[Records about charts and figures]
▬▬▬▬▬▬
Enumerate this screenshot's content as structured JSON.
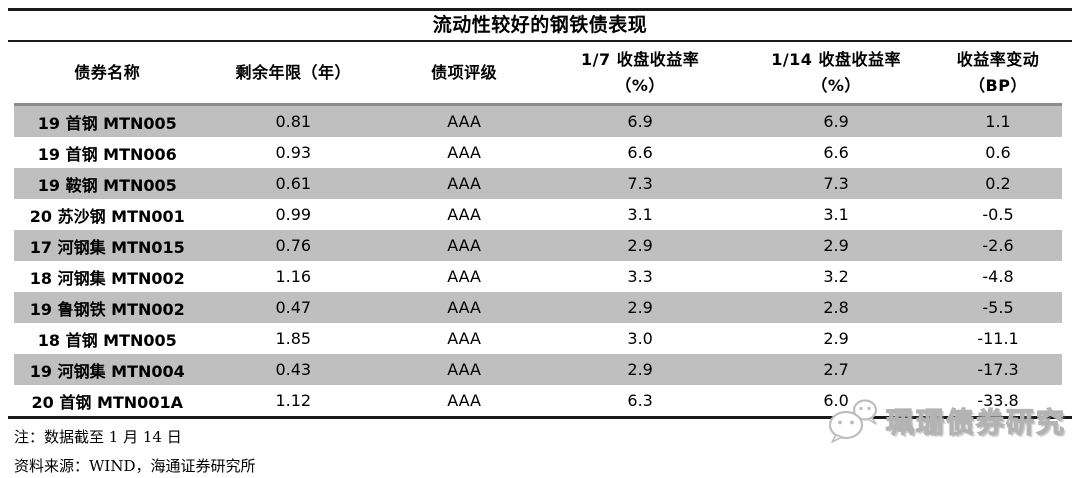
{
  "title": "流动性较好的钢铁债表现",
  "table": {
    "headers": [
      {
        "line1": "债券名称",
        "line2": ""
      },
      {
        "line1": "剩余年限（年）",
        "line2": ""
      },
      {
        "line1": "债项评级",
        "line2": ""
      },
      {
        "line1": "1/7 收盘收益率",
        "line2": "（%）"
      },
      {
        "line1": "1/14 收盘收益率",
        "line2": "（%）"
      },
      {
        "line1": "收益率变动",
        "line2": "（BP）"
      }
    ],
    "rows": [
      {
        "name": "19 首钢 MTN005",
        "years": "0.81",
        "rating": "AAA",
        "yield_0107": "6.9",
        "yield_0114": "6.9",
        "change_bp": "1.1"
      },
      {
        "name": "19 首钢 MTN006",
        "years": "0.93",
        "rating": "AAA",
        "yield_0107": "6.6",
        "yield_0114": "6.6",
        "change_bp": "0.6"
      },
      {
        "name": "19 鞍钢 MTN005",
        "years": "0.61",
        "rating": "AAA",
        "yield_0107": "7.3",
        "yield_0114": "7.3",
        "change_bp": "0.2"
      },
      {
        "name": "20 苏沙钢 MTN001",
        "years": "0.99",
        "rating": "AAA",
        "yield_0107": "3.1",
        "yield_0114": "3.1",
        "change_bp": "-0.5"
      },
      {
        "name": "17 河钢集 MTN015",
        "years": "0.76",
        "rating": "AAA",
        "yield_0107": "2.9",
        "yield_0114": "2.9",
        "change_bp": "-2.6"
      },
      {
        "name": "18 河钢集 MTN002",
        "years": "1.16",
        "rating": "AAA",
        "yield_0107": "3.3",
        "yield_0114": "3.2",
        "change_bp": "-4.8"
      },
      {
        "name": "19 鲁钢铁 MTN002",
        "years": "0.47",
        "rating": "AAA",
        "yield_0107": "2.9",
        "yield_0114": "2.8",
        "change_bp": "-5.5"
      },
      {
        "name": "18 首钢 MTN005",
        "years": "1.85",
        "rating": "AAA",
        "yield_0107": "3.0",
        "yield_0114": "2.9",
        "change_bp": "-11.1"
      },
      {
        "name": "19 河钢集 MTN004",
        "years": "0.43",
        "rating": "AAA",
        "yield_0107": "2.9",
        "yield_0114": "2.7",
        "change_bp": "-17.3"
      },
      {
        "name": "20 首钢 MTN001A",
        "years": "1.12",
        "rating": "AAA",
        "yield_0107": "6.3",
        "yield_0114": "6.0",
        "change_bp": "-33.8"
      }
    ]
  },
  "notes": [
    "注：数据截至 1 月 14 日",
    "资料来源：WIND，海通证券研究所"
  ],
  "watermark": {
    "icon": "wechat-icon",
    "text": "珮珊债券研究"
  },
  "colors": {
    "rule": "#1a1a1a",
    "row_shade": "#bfbfbf",
    "header_divider": "#8c8c8c",
    "text": "#000000",
    "watermark_gray": "#c2c2c2"
  }
}
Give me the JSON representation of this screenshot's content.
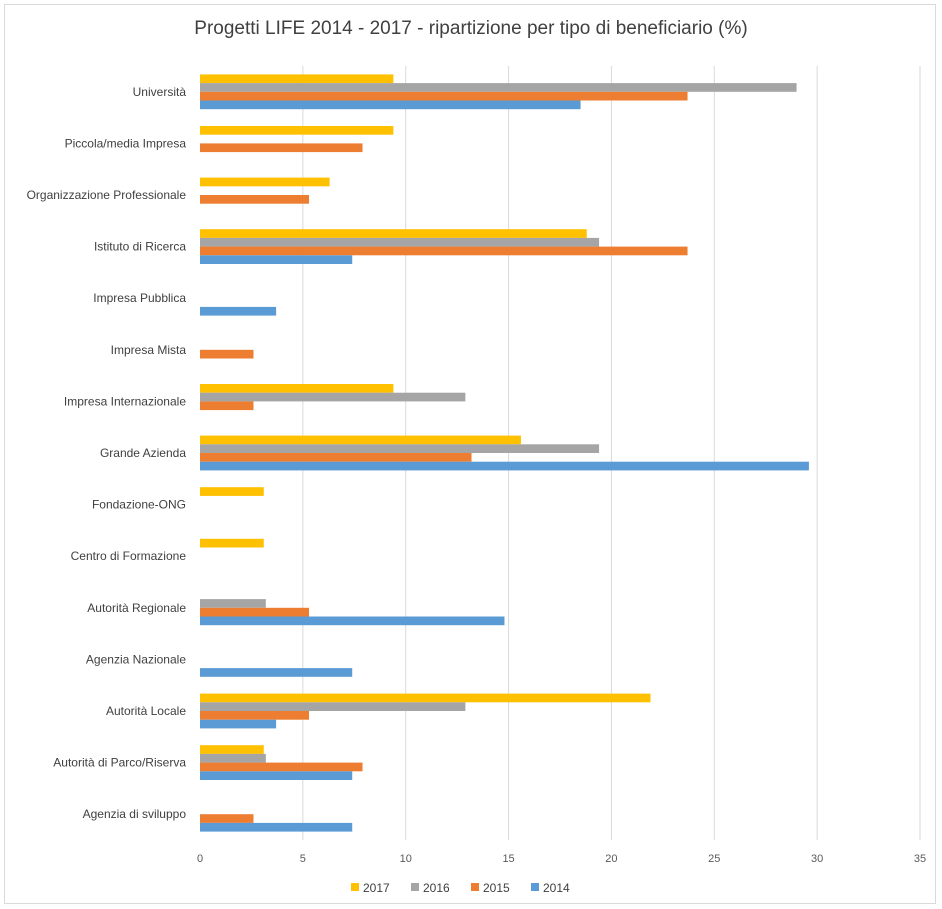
{
  "chart_data": {
    "type": "bar",
    "orientation": "horizontal",
    "title": "Progetti LIFE 2014 - 2017 - ripartizione per tipo di beneficiario (%)",
    "xlabel": "",
    "ylabel": "",
    "xlim": [
      0,
      35
    ],
    "x_ticks": [
      0,
      5,
      10,
      15,
      20,
      25,
      30,
      35
    ],
    "grid": "vertical",
    "legend_position": "bottom",
    "categories": [
      "Università",
      "Piccola/media Impresa",
      "Organizzazione Professionale",
      "Istituto di Ricerca",
      "Impresa Pubblica",
      "Impresa Mista",
      "Impresa Internazionale",
      "Grande Azienda",
      "Fondazione-ONG",
      "Centro di Formazione",
      "Autorità Regionale",
      "Agenzia Nazionale",
      "Autorità Locale",
      "Autorità di Parco/Riserva",
      "Agenzia di sviluppo"
    ],
    "series": [
      {
        "name": "2017",
        "color": "#FFC000",
        "values": [
          9.4,
          9.4,
          6.3,
          18.8,
          0,
          0,
          9.4,
          15.6,
          3.1,
          3.1,
          0,
          0,
          21.9,
          3.1,
          0
        ]
      },
      {
        "name": "2016",
        "color": "#A5A5A5",
        "values": [
          29.0,
          0,
          0,
          19.4,
          0,
          0,
          12.9,
          19.4,
          0,
          0,
          3.2,
          0,
          12.9,
          3.2,
          0
        ]
      },
      {
        "name": "2015",
        "color": "#ED7D31",
        "values": [
          23.7,
          7.9,
          5.3,
          23.7,
          0,
          2.6,
          2.6,
          13.2,
          0,
          0,
          5.3,
          0,
          5.3,
          7.9,
          2.6
        ]
      },
      {
        "name": "2014",
        "color": "#5B9BD5",
        "values": [
          18.5,
          0,
          0,
          7.4,
          3.7,
          0,
          0,
          29.6,
          0,
          0,
          14.8,
          7.4,
          3.7,
          7.4,
          7.4
        ]
      }
    ],
    "legend_order": [
      "2017",
      "2016",
      "2015",
      "2014"
    ],
    "gridline_color": "#d9d9d9"
  }
}
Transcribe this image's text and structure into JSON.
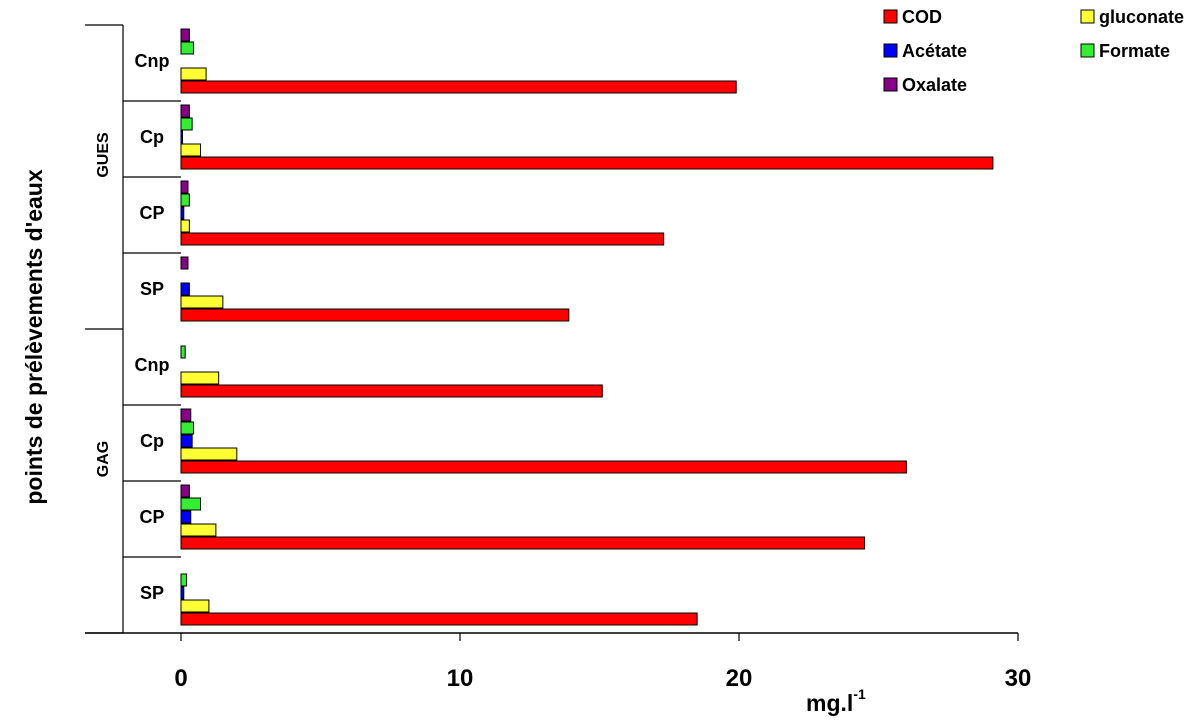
{
  "chart_data": {
    "type": "bar",
    "orientation": "horizontal",
    "xlabel": "mg.l",
    "xlabel_superscript": "-1",
    "ylabel": "points de prélèvements d'eaux",
    "xlim": [
      0,
      30
    ],
    "xticks": [
      "0",
      "10",
      "20",
      "30"
    ],
    "grid": false,
    "legend_position": "top-right",
    "groups": [
      {
        "label": "GUES",
        "categories": [
          "Cnp",
          "Cp",
          "CP",
          "SP"
        ]
      },
      {
        "label": "GAG",
        "categories": [
          "Cnp",
          "Cp",
          "CP",
          "SP"
        ]
      }
    ],
    "categories": [
      "GUES Cnp",
      "GUES Cp",
      "GUES CP",
      "GUES SP",
      "GAG Cnp",
      "GAG Cp",
      "GAG CP",
      "GAG SP"
    ],
    "series": [
      {
        "name": "COD",
        "color": "#ff0000",
        "values": [
          19.9,
          29.1,
          17.3,
          13.9,
          15.1,
          26.0,
          24.5,
          18.5
        ]
      },
      {
        "name": "gluconate",
        "color": "#ffff33",
        "values": [
          0.9,
          0.7,
          0.3,
          1.5,
          1.35,
          2.0,
          1.25,
          1.0
        ]
      },
      {
        "name": "Acétate",
        "color": "#0000ff",
        "values": [
          0,
          0.05,
          0.1,
          0.3,
          0,
          0.4,
          0.35,
          0.1
        ]
      },
      {
        "name": "Formate",
        "color": "#33ee33",
        "values": [
          0.45,
          0.4,
          0.3,
          0,
          0.15,
          0.45,
          0.7,
          0.2
        ]
      },
      {
        "name": "Oxalate",
        "color": "#880088",
        "values": [
          0.3,
          0.3,
          0.25,
          0.25,
          0,
          0.35,
          0.3,
          0
        ]
      }
    ]
  }
}
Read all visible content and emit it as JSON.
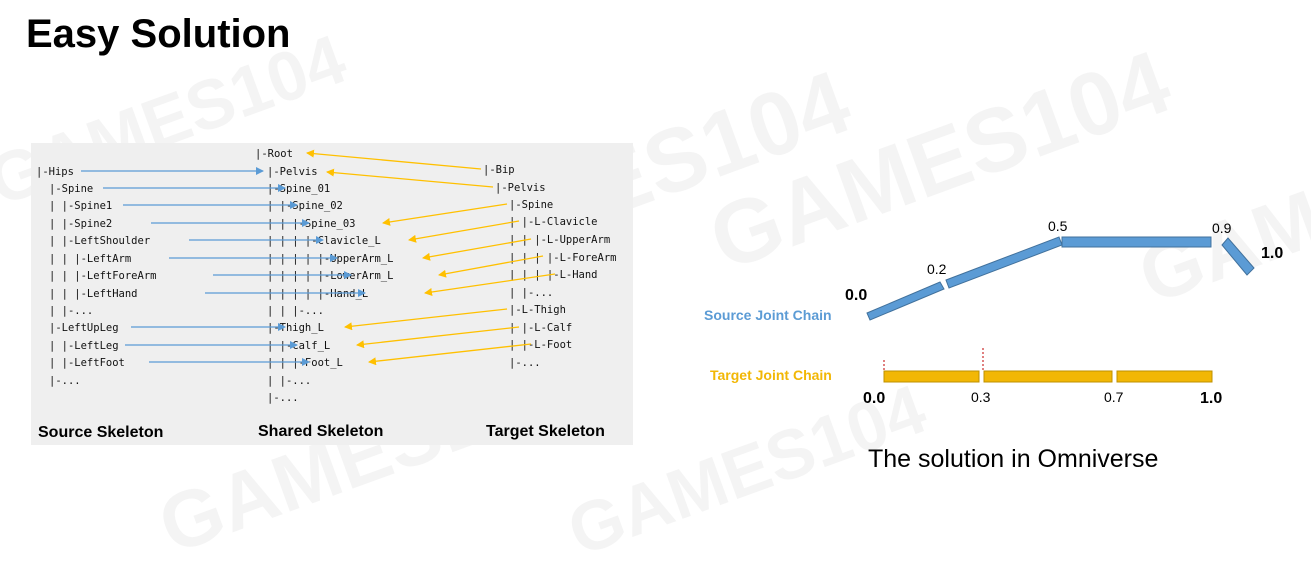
{
  "page": {
    "title": "Easy Solution",
    "watermark": "GAMES104",
    "caption": "The solution in Omniverse"
  },
  "colors": {
    "source_arrow": "#5b9bd5",
    "target_arrow": "#ffc000",
    "panel_bg": "#efefef",
    "source_chain": "#5b9bd5",
    "target_chain": "#f2b705"
  },
  "skeleton_panel": {
    "source_title": "Source Skeleton",
    "shared_title": "Shared Skeleton",
    "target_title": "Target Skeleton",
    "source_lines": [
      "|-Hips",
      "  |-Spine",
      "  | |-Spine1",
      "  |   |-Spine2",
      "  |     |-LeftShoulder",
      "  |     | |-LeftArm",
      "  |     |   |-LeftForeArm",
      "  |     |     |-LeftHand",
      "  |     |-...",
      "  |-LeftUpLeg",
      "  | |-LeftLeg",
      "  |   |-LeftFoot",
      "  |-..."
    ],
    "shared_lines": [
      "|-Root",
      "  |-Pelvis",
      "    |-Spine_01",
      "    | |-Spine_02",
      "    | | |-Spine_03",
      "    | | | |-Clavicle_L",
      "    | | | | |-UpperArm_L",
      "    | | | |   |-LowerArm_L",
      "    | | | |     |-Hand_L",
      "    | |   |-...",
      "    |-Thigh_L",
      "    | |-Calf_L",
      "    | | |-Foot_L",
      "    | |-...",
      "    |-..."
    ],
    "target_lines": [
      "|-Bip",
      "  |-Pelvis",
      "    |-Spine",
      "    | |-L-Clavicle",
      "    | | |-L-UpperArm",
      "    | | | |-L-ForeArm",
      "    | | |   |-L-Hand",
      "    | |-...",
      "    |-L-Thigh",
      "    | |-L-Calf",
      "    |   |-L-Foot",
      "    |-..."
    ]
  },
  "joint_chain": {
    "source_label": "Source Joint Chain",
    "target_label": "Target Joint Chain",
    "source_values": [
      "0.0",
      "0.2",
      "0.5",
      "0.9",
      "1.0"
    ],
    "target_values": [
      "0.0",
      "0.3",
      "0.7",
      "1.0"
    ]
  }
}
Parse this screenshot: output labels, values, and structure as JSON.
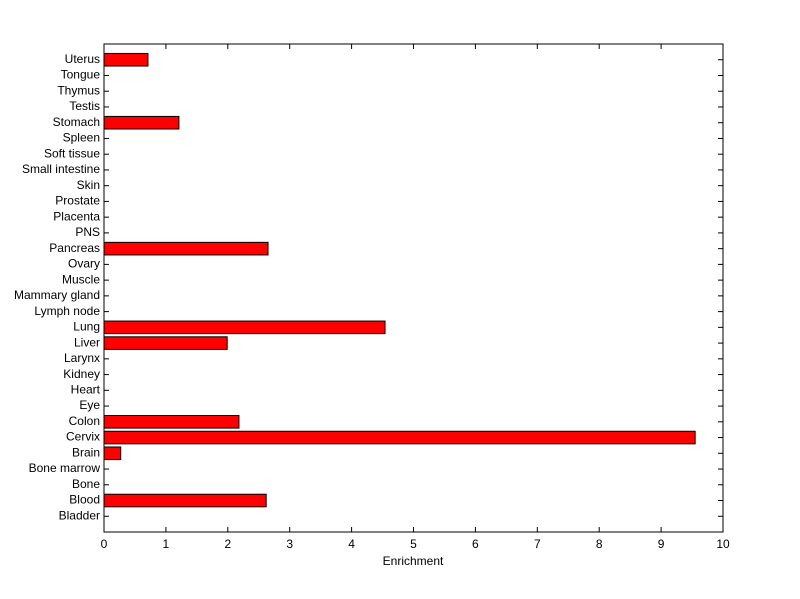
{
  "chart_data": {
    "type": "barh",
    "xlabel": "Enrichment",
    "categories": [
      "Bladder",
      "Blood",
      "Bone",
      "Bone marrow",
      "Brain",
      "Cervix",
      "Colon",
      "Eye",
      "Heart",
      "Kidney",
      "Larynx",
      "Liver",
      "Lung",
      "Lymph node",
      "Mammary gland",
      "Muscle",
      "Ovary",
      "Pancreas",
      "PNS",
      "Placenta",
      "Prostate",
      "Skin",
      "Small intestine",
      "Soft tissue",
      "Spleen",
      "Stomach",
      "Testis",
      "Thymus",
      "Tongue",
      "Uterus"
    ],
    "values": [
      0,
      2.62,
      0,
      0,
      0.27,
      9.55,
      2.18,
      0,
      0,
      0,
      0,
      1.99,
      4.54,
      0,
      0,
      0,
      0,
      2.65,
      0,
      0,
      0,
      0,
      0,
      0,
      0,
      1.21,
      0,
      0,
      0,
      0.71
    ],
    "color": "#ff0000",
    "xlim": [
      0,
      10
    ],
    "xticks": [
      0,
      1,
      2,
      3,
      4,
      5,
      6,
      7,
      8,
      9,
      10
    ]
  }
}
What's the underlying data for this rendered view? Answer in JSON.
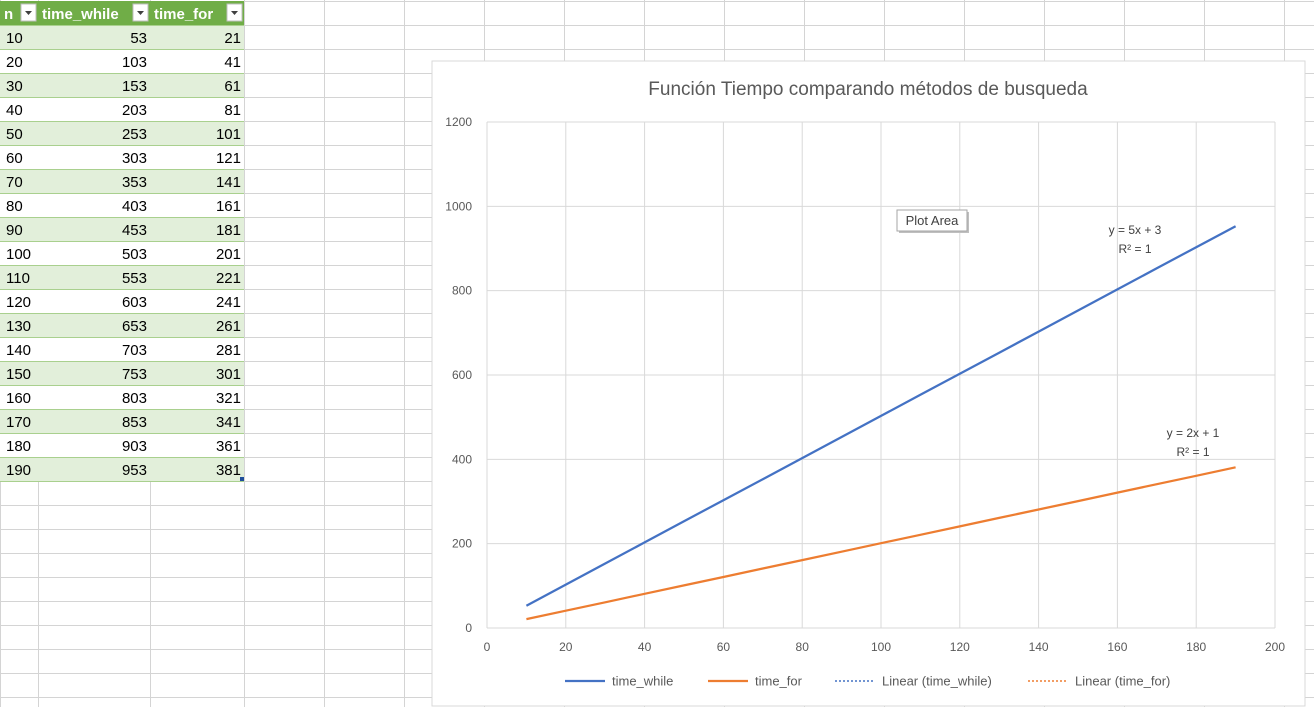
{
  "table": {
    "headers": [
      "n",
      "time_while",
      "time_for"
    ],
    "header_color": "#70ad47",
    "band_color": "#e2efda",
    "rows": [
      [
        10,
        53,
        21
      ],
      [
        20,
        103,
        41
      ],
      [
        30,
        153,
        61
      ],
      [
        40,
        203,
        81
      ],
      [
        50,
        253,
        101
      ],
      [
        60,
        303,
        121
      ],
      [
        70,
        353,
        141
      ],
      [
        80,
        403,
        161
      ],
      [
        90,
        453,
        181
      ],
      [
        100,
        503,
        201
      ],
      [
        110,
        553,
        221
      ],
      [
        120,
        603,
        241
      ],
      [
        130,
        653,
        261
      ],
      [
        140,
        703,
        281
      ],
      [
        150,
        753,
        301
      ],
      [
        160,
        803,
        321
      ],
      [
        170,
        853,
        341
      ],
      [
        180,
        903,
        361
      ],
      [
        190,
        953,
        381
      ]
    ]
  },
  "chart_data": {
    "type": "line",
    "title": "Función Tiempo comparando métodos de busqueda",
    "xlabel": "",
    "ylabel": "",
    "xlim": [
      0,
      200
    ],
    "ylim": [
      0,
      1200
    ],
    "x_ticks": [
      0,
      20,
      40,
      60,
      80,
      100,
      120,
      140,
      160,
      180,
      200
    ],
    "y_ticks": [
      0,
      200,
      400,
      600,
      800,
      1000,
      1200
    ],
    "grid": true,
    "legend_position": "bottom",
    "x": [
      10,
      20,
      30,
      40,
      50,
      60,
      70,
      80,
      90,
      100,
      110,
      120,
      130,
      140,
      150,
      160,
      170,
      180,
      190
    ],
    "series": [
      {
        "name": "time_while",
        "color": "#4472c4",
        "values": [
          53,
          103,
          153,
          203,
          253,
          303,
          353,
          403,
          453,
          503,
          553,
          603,
          653,
          703,
          753,
          803,
          853,
          903,
          953
        ]
      },
      {
        "name": "time_for",
        "color": "#ed7d31",
        "values": [
          21,
          41,
          61,
          81,
          101,
          121,
          141,
          161,
          181,
          201,
          221,
          241,
          261,
          281,
          301,
          321,
          341,
          361,
          381
        ]
      }
    ],
    "trendlines": [
      {
        "name": "Linear (time_while)",
        "color": "#4472c4",
        "equation": "y = 5x + 3",
        "r2": "R² = 1"
      },
      {
        "name": "Linear (time_for)",
        "color": "#ed7d31",
        "equation": "y = 2x + 1",
        "r2": "R² = 1"
      }
    ],
    "tooltip": "Plot Area"
  }
}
▬▬▬▬▬▬
* _Task requirements_:
Scan the listing above and identify each line holding the string "Autorità"; copy every such line.

* _Response_:
      "Autorità Regionale",
      "Autorità Locale",
      "Autorità di Parco/Riserva",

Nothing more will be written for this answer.